**Görev 1:**
Kaynak metne göre aşağıdaki soruları yanıtlayınız:
(a) Yusuf Çotuksöken'e göre bir dilde yabancı dil öğelerinin hangi oranı geçip geçmemesi asıl sorundur?
(b) Türkçeleştirme örnekleri ortaya koyan bilişimcilerden hangisinin adı anılmaktadır?
(c) Yabancı kavram-sözcükler olağanüstü arttığında dilin açık-seçikliğine ne olur?
**Görev 2:**
Kaynak metinde, her dilin yeni kavramları devşirip ödünçleyebileceği halklarla kurduğu ilişkiler hangi türlerde sayılmaktadır? Tümünü sıralayınız.

───── Kaynak Metin

- TEKNOLOJİNİN gelişmesiyle bilişim terimleri kullanımının özellikle gençler arasında hızla arttığı eleştirilerini değerlendiren Türk Dili ve Edebiyatı Araştırmacısı Yusuf Çotuksöken, "Siz de teknolojik üretim yapın, kendi dilinizi tüm dünyaya tanıtın" dedi.
Her dilin ekonomik, siyasal, kültürel, bilimsel ilişkiler kurduğu halkların dilinden yeni kavramları devşirip, ödünçleyebileceğini söyleyen Türk Dili ve Edebiyatı Araştırmacısı Yusuf Çotuksöken, "Kimi zaman ödünçleme o kavram ve sözcüklerin telaffuz, biçim ve anlam ilişkilerini de değiştirir. Bilimsel, teknolojik üretim yapanlar, ürünlerini kendi dillerinde dünya pazarlarına sunuyorlar. Siz de üretim yapın, kendi dilinizi bütün dünyaya tanıtın! İletişim çağında, bilişim terimlerinin yoğun biçimde Türkçeye girmesi doğal ancak Aydın Köksal gibi birçok bilişimci bu konuda çok güzel Türkçeleştirme örnekleri ortaya koydular, koymaya devam ediyorlar. Asıl sorun bir dilde bu yabancı dil öğelerinin yüzde 20-25’i geçip geçmemesidir. Geçiyorsa sorunlar da başlamış demektir. Her dil, yabancı sözcüklere karşı kendi söz üretme yollarını işletip uygun karşılıklar bulmaya çalışır, bulamadıklarını o dilde ödünçleme olarak yaşar. Türkçede ise henüz tehlike sınırına daha gelmedik" diye konuştu.
YABANCI KAVRAM-SÖZCÜKLERİN BİR DİLE HEM YARARI HEM DE ZARARI VARDIR
Yabancı kavram-sözcüklerin bir dile hem yararı, hem de zararı olabileceğinin altını çizen Yusuf Çotuksöken, yarar açısından o dilin ve kültürün, sözvarlığını ve kavram alanını zenginleştirir; dünyaya ve yaşama bakışını bilgi, sezgi, yorum içeriğiyle gözden geçirmeyi sağlar, dile ve ortak yaşama canlılık, devinim katar. Zarar açısından ise bu yabancı kavram-sözcüklerin olağanüstü artması durumunda, dilin açık-seçikliği bulanır, dildeki iç-dengeler bozulabilir" dedi.

──────────
───── Sağlanan Bilgiler

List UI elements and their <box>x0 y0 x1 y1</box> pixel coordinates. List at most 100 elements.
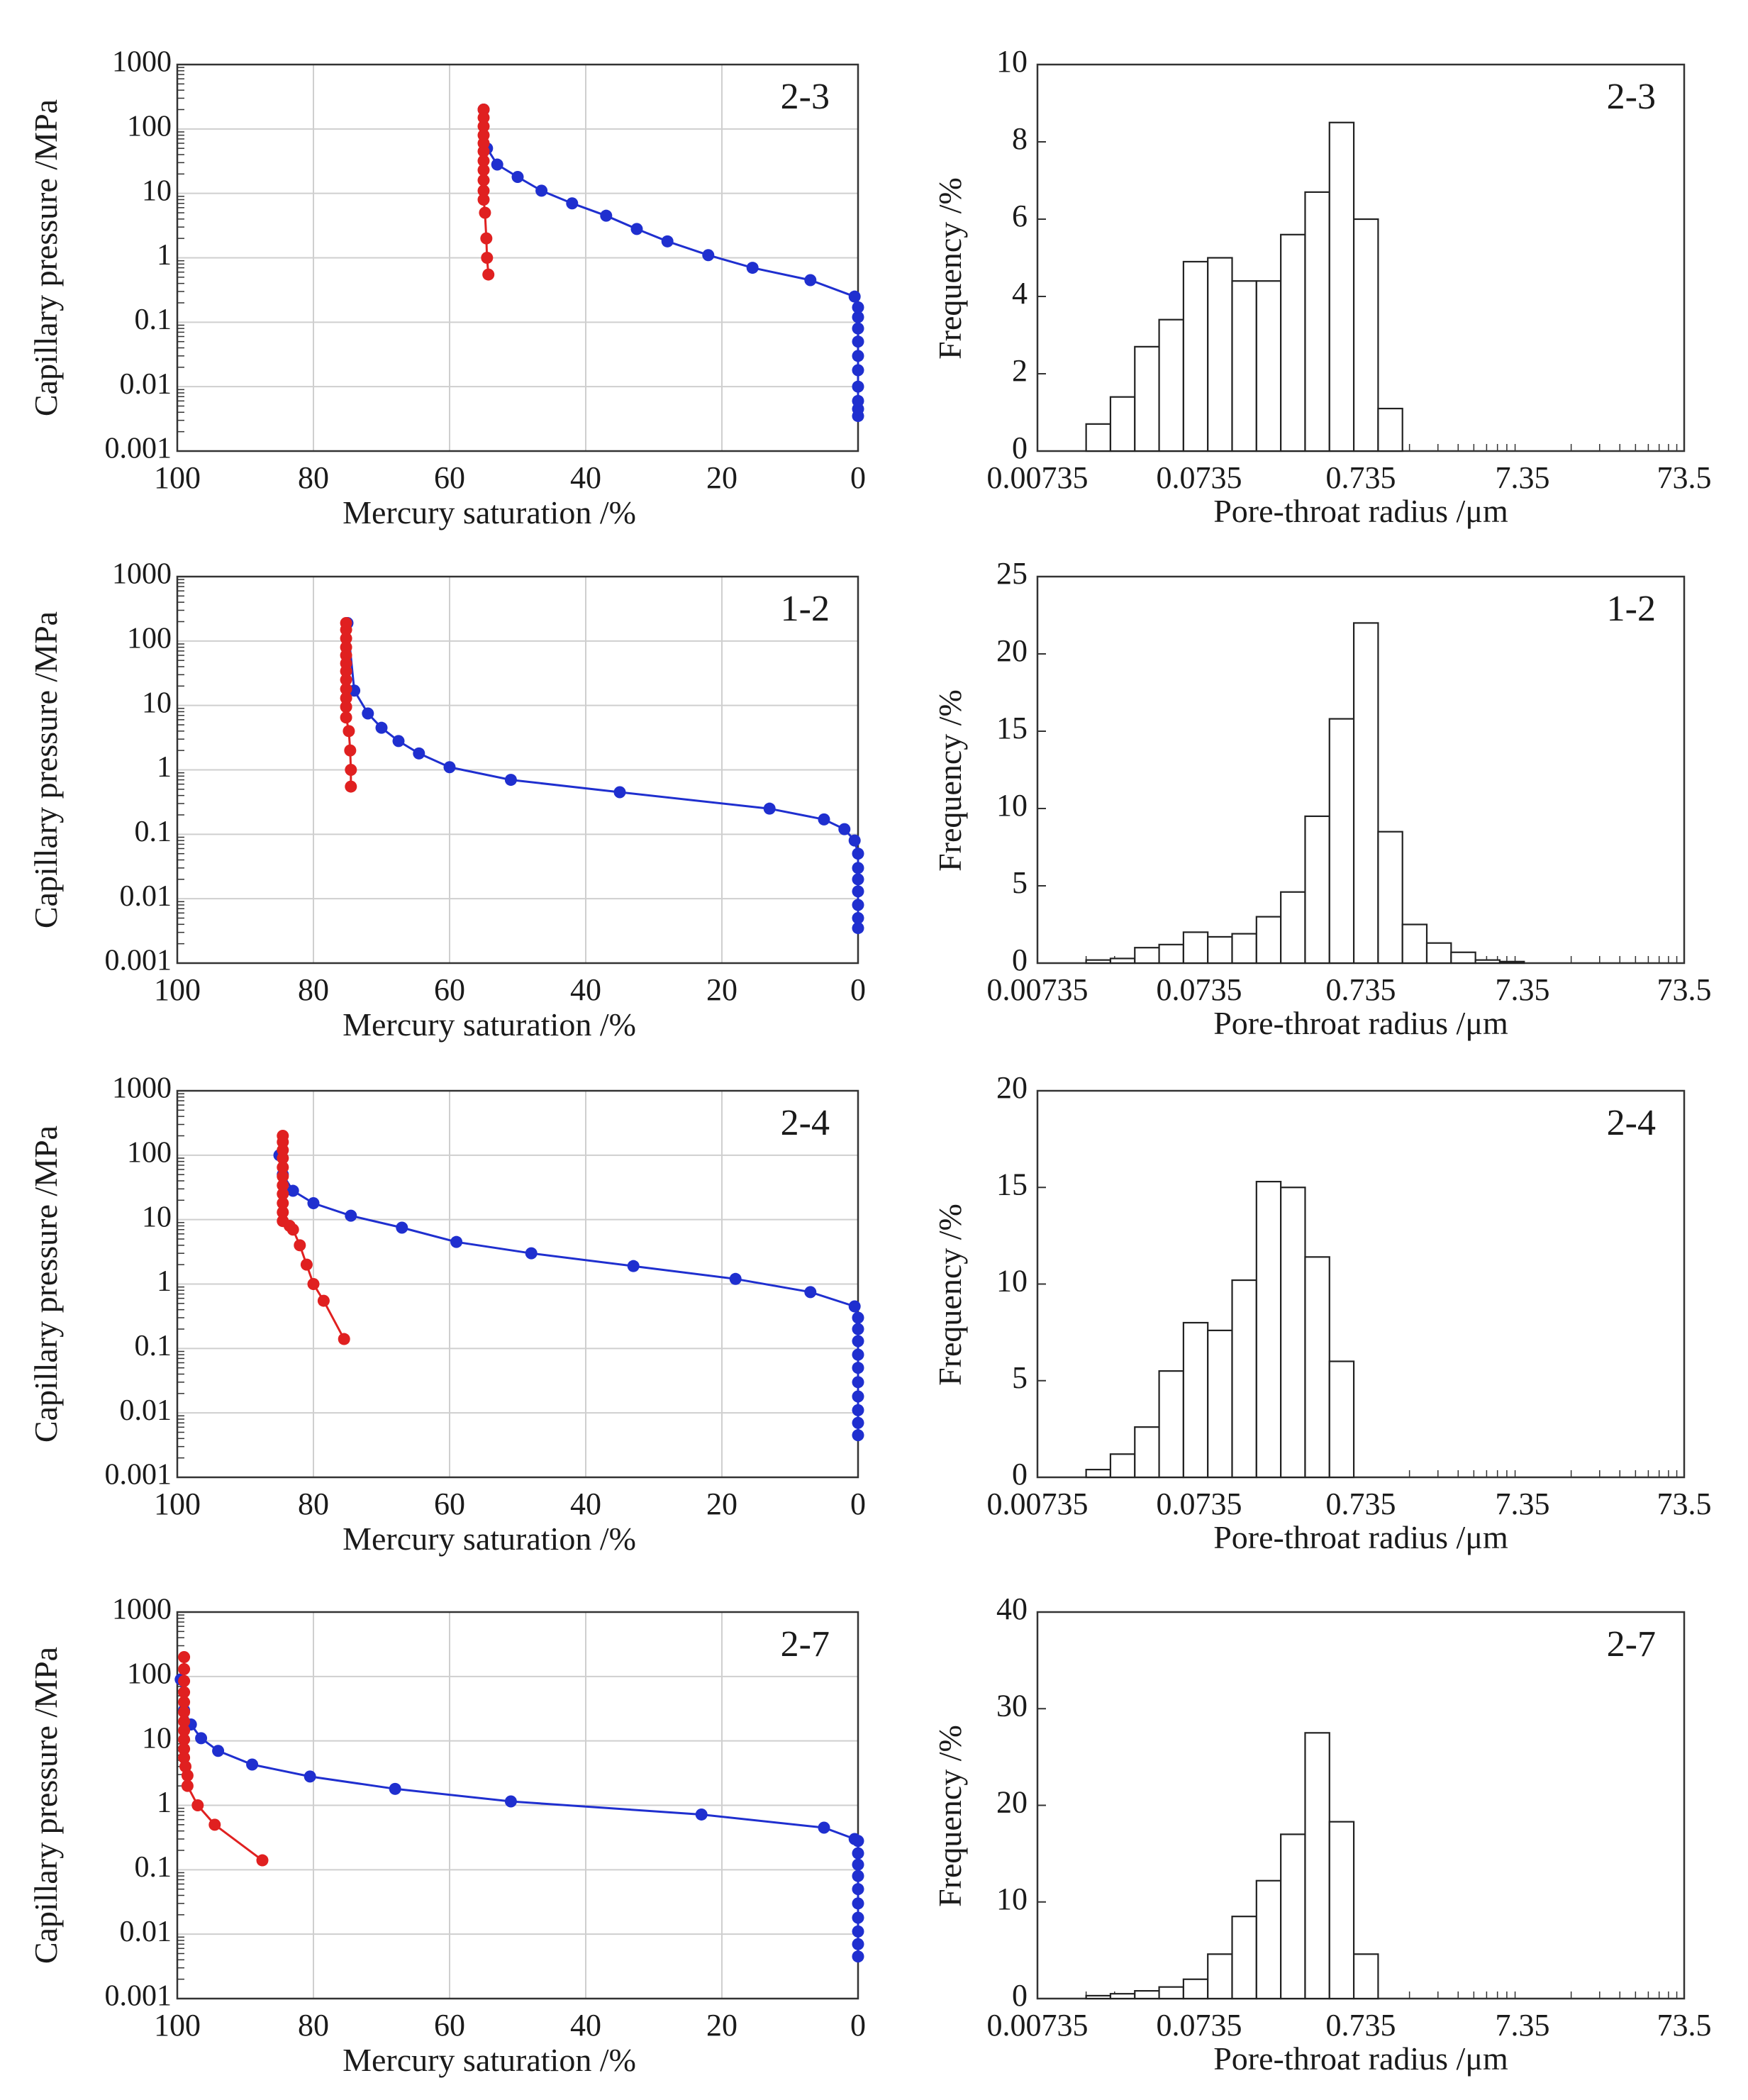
y-tick-label: 30 <box>996 1688 1028 1723</box>
y-axis-label: Capillary pressure /MPa <box>28 611 64 928</box>
y-tick-label: 0 <box>1012 1457 1028 1491</box>
y-tick-label: 1000 <box>112 1594 172 1626</box>
x-tick-label: 0.0735 <box>1157 1487 1242 1521</box>
y-tick-label: 15 <box>996 1167 1028 1201</box>
histogram-bar <box>1304 191 1330 452</box>
histogram-bar <box>1109 396 1136 452</box>
histogram-bar <box>1425 942 1452 965</box>
x-tick-label: 0.0735 <box>1157 2008 1242 2043</box>
injection-point <box>392 735 405 748</box>
injection-point <box>566 197 579 210</box>
histogram-bar <box>1109 957 1136 965</box>
injection-point <box>852 862 864 874</box>
withdrawal-point <box>340 711 352 724</box>
plot-frame <box>1036 1089 1686 1479</box>
plot-frame <box>176 575 859 965</box>
y-tick-label: 100 <box>127 1136 172 1169</box>
injection-point <box>852 1911 864 1924</box>
injection-point <box>195 1732 208 1745</box>
injection-point <box>852 380 864 393</box>
y-tick-label: 10 <box>996 1882 1028 1916</box>
y-tick-label: 0.1 <box>135 1851 172 1884</box>
withdrawal-point <box>477 184 490 197</box>
withdrawal-point <box>477 120 490 133</box>
withdrawal-point <box>477 164 490 177</box>
y-tick-label: 10 <box>142 174 172 207</box>
y-tick-label: 6 <box>1012 199 1028 233</box>
histogram-bar <box>1231 933 1257 965</box>
withdrawal-point <box>277 1196 289 1209</box>
withdrawal-point <box>178 1696 191 1709</box>
histogram-bar <box>1231 1279 1257 1479</box>
histogram-bar <box>1231 280 1257 452</box>
y-tick-label: 0 <box>1012 430 1028 465</box>
sample-label: 2-4 <box>781 1103 830 1143</box>
histogram-bar <box>1158 318 1184 452</box>
y-tick-label: 15 <box>996 711 1028 745</box>
y-tick-label: 0.1 <box>135 304 172 336</box>
histogram-bar <box>1280 233 1306 452</box>
injection-point <box>852 848 864 860</box>
histogram-bar <box>1255 1879 1282 2000</box>
withdrawal-point <box>300 1258 313 1271</box>
withdrawal-point <box>345 764 357 776</box>
y-tick-label: 0.01 <box>120 1394 172 1427</box>
histogram-bar <box>1207 1329 1233 1479</box>
plot-frame <box>176 63 859 452</box>
injection-point <box>212 1745 225 1757</box>
y-tick-label: 0.01 <box>120 1916 172 1948</box>
withdrawal-point <box>307 1278 320 1290</box>
withdrawal-point <box>277 1179 289 1191</box>
withdrawal-point <box>178 1724 191 1737</box>
histogram-bar <box>1085 1469 1112 1479</box>
y-tick-label: 10 <box>996 44 1028 79</box>
injection-curve <box>482 109 859 416</box>
y-tick-label: 0.001 <box>105 945 172 977</box>
y-tick-label: 10 <box>142 1201 172 1233</box>
histogram-bar <box>1085 423 1112 452</box>
histogram-bar <box>1231 1916 1257 2000</box>
injection-point <box>848 1300 861 1313</box>
injection-point <box>362 707 374 720</box>
injection-point <box>504 1795 517 1808</box>
injection-point <box>491 158 503 171</box>
withdrawal-point <box>345 780 357 793</box>
withdrawal-point <box>477 111 490 124</box>
y-tick-label: 1 <box>157 751 172 784</box>
y-tick-label: 0 <box>1012 943 1028 977</box>
x-tick-label: 80 <box>298 972 329 1007</box>
sample-label: 1-2 <box>1607 589 1656 629</box>
x-axis-label: Pore-throat radius /μm <box>1213 493 1508 529</box>
injection-point <box>307 1196 320 1209</box>
histogram-bar <box>1158 943 1184 965</box>
withdrawal-point <box>178 1715 191 1728</box>
withdrawal-point <box>343 725 355 738</box>
x-tick-label: 20 <box>706 1487 737 1521</box>
y-tick-label: 0.001 <box>105 1980 172 2013</box>
x-tick-label: 100 <box>154 1487 201 1521</box>
histogram-bar <box>1280 1833 1306 2000</box>
injection-point <box>763 802 776 815</box>
withdrawal-point <box>477 155 490 167</box>
injection-point <box>450 1235 463 1248</box>
histogram-bar <box>1207 257 1233 452</box>
injection-point <box>345 1209 357 1222</box>
withdrawal-point <box>477 193 490 206</box>
injection-point <box>852 301 864 313</box>
y-tick-label: 100 <box>127 1657 172 1690</box>
injection-curve <box>346 623 859 928</box>
injection-point <box>504 774 517 787</box>
withdrawal-point <box>340 682 352 695</box>
injection-point <box>600 209 613 222</box>
withdrawal-point <box>277 1161 289 1174</box>
injection-point <box>246 1758 259 1771</box>
sample-label: 1-2 <box>781 589 830 629</box>
x-tick-label: 0.00735 <box>987 1487 1089 1521</box>
x-axis-label: Mercury saturation /% <box>343 2042 636 2078</box>
y-tick-label: 2 <box>1012 353 1028 388</box>
withdrawal-point <box>344 744 357 757</box>
x-tick-label: 20 <box>706 972 737 1007</box>
histogram-bar <box>1109 1993 1136 2000</box>
injection-point <box>804 274 817 287</box>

──────────

**Doğru Yanıt 1:**
(a) Yüzde 20-25
(b) Aydın Köksal
(c) Bulanır.

**Doğru Yanıt 2:**
Ekonomik, siyasal, kültürel, bilimsel